All of the entries need to be written out again, exactly as they are.
Start RECORDS TO PROCESS
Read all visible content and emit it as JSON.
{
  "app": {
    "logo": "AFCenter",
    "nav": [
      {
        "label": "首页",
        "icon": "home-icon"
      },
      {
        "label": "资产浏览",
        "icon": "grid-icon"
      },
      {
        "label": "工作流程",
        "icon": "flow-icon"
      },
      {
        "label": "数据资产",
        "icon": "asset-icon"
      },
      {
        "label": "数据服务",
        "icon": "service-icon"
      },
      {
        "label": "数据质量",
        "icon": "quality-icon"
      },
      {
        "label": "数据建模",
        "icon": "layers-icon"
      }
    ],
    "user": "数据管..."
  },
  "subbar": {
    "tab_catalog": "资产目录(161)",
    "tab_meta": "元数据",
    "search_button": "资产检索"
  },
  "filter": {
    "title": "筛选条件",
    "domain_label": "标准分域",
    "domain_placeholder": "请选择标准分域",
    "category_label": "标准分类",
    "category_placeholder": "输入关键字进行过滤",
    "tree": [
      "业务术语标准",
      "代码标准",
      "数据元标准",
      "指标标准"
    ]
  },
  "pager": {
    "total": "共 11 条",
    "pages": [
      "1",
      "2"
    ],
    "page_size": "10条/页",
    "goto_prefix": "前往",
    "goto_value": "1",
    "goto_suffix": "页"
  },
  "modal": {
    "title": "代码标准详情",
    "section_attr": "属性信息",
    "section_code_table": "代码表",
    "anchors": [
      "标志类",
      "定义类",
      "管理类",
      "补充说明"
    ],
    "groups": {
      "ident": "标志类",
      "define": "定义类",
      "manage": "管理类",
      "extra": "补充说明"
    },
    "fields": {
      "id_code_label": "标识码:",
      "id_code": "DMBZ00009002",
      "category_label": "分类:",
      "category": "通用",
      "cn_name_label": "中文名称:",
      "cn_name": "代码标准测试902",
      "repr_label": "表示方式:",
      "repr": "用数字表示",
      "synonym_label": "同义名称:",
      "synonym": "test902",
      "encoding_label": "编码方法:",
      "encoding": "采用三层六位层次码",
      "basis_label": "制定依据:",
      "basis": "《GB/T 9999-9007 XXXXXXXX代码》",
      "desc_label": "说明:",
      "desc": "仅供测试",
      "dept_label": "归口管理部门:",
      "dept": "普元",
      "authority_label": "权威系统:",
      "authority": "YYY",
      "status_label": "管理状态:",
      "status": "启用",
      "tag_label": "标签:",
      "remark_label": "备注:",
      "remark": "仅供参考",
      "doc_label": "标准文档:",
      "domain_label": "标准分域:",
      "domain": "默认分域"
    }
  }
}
End RECORDS TO PROCESS
- _SOLUTION TO THE PROBLEM_
Read all visible content and emit it as JSON.
{
  "app": {
    "logo": "AFCenter",
    "nav": [
      {
        "label": "首页",
        "icon": "home-icon"
      },
      {
        "label": "资产浏览",
        "icon": "grid-icon"
      },
      {
        "label": "工作流程",
        "icon": "flow-icon"
      },
      {
        "label": "数据资产",
        "icon": "asset-icon"
      },
      {
        "label": "数据服务",
        "icon": "service-icon"
      },
      {
        "label": "数据质量",
        "icon": "quality-icon"
      },
      {
        "label": "数据建模",
        "icon": "layers-icon"
      }
    ],
    "user": "数据管..."
  },
  "subbar": {
    "tab_catalog": "资产目录(161)",
    "tab_meta": "元数据",
    "search_button": "资产检索"
  },
  "filter": {
    "title": "筛选条件",
    "domain_label": "标准分域",
    "domain_placeholder": "请选择标准分域",
    "category_label": "标准分类",
    "category_placeholder": "输入关键字进行过滤",
    "tree": [
      "业务术语标准",
      "代码标准",
      "数据元标准",
      "指标标准"
    ]
  },
  "pager": {
    "total": "共 11 条",
    "pages": [
      "1",
      "2"
    ],
    "page_size": "10条/页",
    "goto_prefix": "前往",
    "goto_value": "1",
    "goto_suffix": "页"
  },
  "modal": {
    "title": "代码标准详情",
    "section_attr": "属性信息",
    "section_code_table": "代码表",
    "anchors": [
      "标志类",
      "定义类",
      "管理类",
      "补充说明"
    ],
    "groups": {
      "ident": "标志类",
      "define": "定义类",
      "manage": "管理类",
      "extra": "补充说明"
    },
    "fields": {
      "id_code_label": "标识码:",
      "id_code": "DMBZ00009002",
      "category_label": "分类:",
      "category": "通用",
      "cn_name_label": "中文名称:",
      "cn_name": "代码标准测试902",
      "repr_label": "表示方式:",
      "repr": "用数字表示",
      "synonym_label": "同义名称:",
      "synonym": "test902",
      "encoding_label": "编码方法:",
      "encoding": "采用三层六位层次码",
      "basis_label": "制定依据:",
      "basis": "《GB/T 9999-9007 XXXXXXXX代码》",
      "desc_label": "说明:",
      "desc": "仅供测试",
      "dept_label": "归口管理部门:",
      "dept": "普元",
      "authority_label": "权威系统:",
      "authority": "YYY",
      "status_label": "管理状态:",
      "status": "启用",
      "tag_label": "标签:",
      "remark_label": "备注:",
      "remark": "仅供参考",
      "doc_label": "标准文档:",
      "domain_label": "标准分域:",
      "domain": "默认分域"
    }
  }
}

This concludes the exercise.